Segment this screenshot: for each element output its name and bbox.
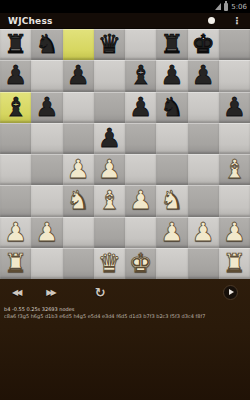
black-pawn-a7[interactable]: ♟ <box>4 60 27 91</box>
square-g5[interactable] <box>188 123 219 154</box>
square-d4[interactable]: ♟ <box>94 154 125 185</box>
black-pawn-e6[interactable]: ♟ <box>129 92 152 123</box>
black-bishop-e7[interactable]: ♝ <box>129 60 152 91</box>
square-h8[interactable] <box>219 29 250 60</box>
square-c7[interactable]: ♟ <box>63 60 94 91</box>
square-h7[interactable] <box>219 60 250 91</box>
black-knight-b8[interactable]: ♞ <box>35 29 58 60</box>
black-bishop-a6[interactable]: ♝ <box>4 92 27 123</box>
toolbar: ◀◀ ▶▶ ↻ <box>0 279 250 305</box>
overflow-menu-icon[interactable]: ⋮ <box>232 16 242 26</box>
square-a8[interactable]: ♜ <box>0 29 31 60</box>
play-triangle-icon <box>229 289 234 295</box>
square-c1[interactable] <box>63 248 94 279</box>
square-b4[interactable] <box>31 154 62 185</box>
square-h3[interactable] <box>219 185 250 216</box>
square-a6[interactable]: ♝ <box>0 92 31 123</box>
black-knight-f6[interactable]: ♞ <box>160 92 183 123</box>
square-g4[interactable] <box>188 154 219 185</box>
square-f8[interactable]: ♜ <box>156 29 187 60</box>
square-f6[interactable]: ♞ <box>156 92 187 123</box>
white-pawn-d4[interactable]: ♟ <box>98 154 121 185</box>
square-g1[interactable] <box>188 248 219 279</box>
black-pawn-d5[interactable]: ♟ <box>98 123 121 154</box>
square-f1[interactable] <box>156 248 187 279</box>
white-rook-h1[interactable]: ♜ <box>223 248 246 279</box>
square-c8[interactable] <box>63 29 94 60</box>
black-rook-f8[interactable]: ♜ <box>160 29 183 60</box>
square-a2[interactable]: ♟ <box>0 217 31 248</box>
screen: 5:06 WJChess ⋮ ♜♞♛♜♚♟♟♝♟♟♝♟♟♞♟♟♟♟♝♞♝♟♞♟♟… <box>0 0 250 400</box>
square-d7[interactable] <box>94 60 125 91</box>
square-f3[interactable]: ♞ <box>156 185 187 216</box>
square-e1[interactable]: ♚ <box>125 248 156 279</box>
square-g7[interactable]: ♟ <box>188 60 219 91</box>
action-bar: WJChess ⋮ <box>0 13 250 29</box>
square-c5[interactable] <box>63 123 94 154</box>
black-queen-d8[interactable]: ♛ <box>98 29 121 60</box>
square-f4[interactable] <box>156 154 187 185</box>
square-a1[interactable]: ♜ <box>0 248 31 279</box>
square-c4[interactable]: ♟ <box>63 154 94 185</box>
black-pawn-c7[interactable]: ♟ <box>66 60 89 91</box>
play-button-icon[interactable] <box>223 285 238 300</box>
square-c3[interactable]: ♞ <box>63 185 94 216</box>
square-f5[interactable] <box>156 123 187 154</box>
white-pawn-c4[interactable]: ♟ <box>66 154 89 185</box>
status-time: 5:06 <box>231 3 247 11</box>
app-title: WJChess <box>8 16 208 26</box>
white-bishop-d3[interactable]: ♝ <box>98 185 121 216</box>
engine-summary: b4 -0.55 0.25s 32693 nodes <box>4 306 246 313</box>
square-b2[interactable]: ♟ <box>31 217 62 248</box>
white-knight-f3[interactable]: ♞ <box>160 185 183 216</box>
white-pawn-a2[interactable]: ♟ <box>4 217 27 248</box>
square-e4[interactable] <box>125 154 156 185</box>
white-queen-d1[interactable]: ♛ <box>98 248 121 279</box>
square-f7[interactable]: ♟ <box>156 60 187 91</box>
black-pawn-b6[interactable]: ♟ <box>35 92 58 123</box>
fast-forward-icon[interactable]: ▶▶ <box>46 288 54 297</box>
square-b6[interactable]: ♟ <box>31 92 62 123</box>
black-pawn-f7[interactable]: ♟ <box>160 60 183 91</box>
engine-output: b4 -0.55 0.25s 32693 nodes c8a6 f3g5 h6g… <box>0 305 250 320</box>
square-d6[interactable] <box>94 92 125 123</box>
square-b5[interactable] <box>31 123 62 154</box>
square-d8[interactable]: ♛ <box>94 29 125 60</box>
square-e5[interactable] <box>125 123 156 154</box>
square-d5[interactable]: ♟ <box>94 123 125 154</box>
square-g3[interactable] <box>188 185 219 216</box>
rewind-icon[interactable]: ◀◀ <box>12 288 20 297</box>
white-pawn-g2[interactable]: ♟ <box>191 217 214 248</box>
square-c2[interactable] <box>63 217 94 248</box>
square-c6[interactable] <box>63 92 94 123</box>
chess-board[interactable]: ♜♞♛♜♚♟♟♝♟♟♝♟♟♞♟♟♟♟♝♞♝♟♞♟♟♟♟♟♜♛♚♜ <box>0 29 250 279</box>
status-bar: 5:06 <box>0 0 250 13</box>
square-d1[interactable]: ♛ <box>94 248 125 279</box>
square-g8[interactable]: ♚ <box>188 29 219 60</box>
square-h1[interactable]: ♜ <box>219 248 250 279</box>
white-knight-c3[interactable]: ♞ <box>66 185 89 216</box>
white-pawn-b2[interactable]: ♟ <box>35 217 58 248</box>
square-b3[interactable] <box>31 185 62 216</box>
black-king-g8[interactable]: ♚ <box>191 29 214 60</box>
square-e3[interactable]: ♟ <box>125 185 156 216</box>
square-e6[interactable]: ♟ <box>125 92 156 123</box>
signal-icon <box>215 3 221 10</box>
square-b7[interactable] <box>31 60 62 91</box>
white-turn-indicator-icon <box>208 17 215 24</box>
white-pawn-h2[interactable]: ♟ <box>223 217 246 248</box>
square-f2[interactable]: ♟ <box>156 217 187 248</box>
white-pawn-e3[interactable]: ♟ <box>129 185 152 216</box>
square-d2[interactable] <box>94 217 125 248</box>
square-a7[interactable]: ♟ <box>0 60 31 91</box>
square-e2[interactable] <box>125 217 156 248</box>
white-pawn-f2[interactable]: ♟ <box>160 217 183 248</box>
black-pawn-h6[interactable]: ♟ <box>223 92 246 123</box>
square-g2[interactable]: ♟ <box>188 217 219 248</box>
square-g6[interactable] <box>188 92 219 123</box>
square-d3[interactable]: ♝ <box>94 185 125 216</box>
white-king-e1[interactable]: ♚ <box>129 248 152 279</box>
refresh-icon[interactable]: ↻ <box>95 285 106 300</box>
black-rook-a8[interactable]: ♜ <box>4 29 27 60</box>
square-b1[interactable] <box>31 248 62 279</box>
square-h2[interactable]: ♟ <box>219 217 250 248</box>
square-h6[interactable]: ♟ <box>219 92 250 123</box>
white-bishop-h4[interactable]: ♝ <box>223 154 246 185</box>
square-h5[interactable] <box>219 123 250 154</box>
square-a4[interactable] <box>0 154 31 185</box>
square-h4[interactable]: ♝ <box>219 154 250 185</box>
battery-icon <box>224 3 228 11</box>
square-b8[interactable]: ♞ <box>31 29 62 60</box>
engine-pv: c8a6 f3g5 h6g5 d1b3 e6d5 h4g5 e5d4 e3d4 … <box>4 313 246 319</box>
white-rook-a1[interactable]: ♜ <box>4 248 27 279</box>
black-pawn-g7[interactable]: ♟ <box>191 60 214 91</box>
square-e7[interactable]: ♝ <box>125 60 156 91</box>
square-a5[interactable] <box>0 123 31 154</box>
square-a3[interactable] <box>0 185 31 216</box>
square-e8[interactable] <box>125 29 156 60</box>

#### [Given exercise]
Select each row above that contains the string "play" and copy it.

#### [Result of the exercise]
play-triangle-icon <box>229 289 234 295</box>
play-button-icon[interactable] <box>223 285 238 300</box>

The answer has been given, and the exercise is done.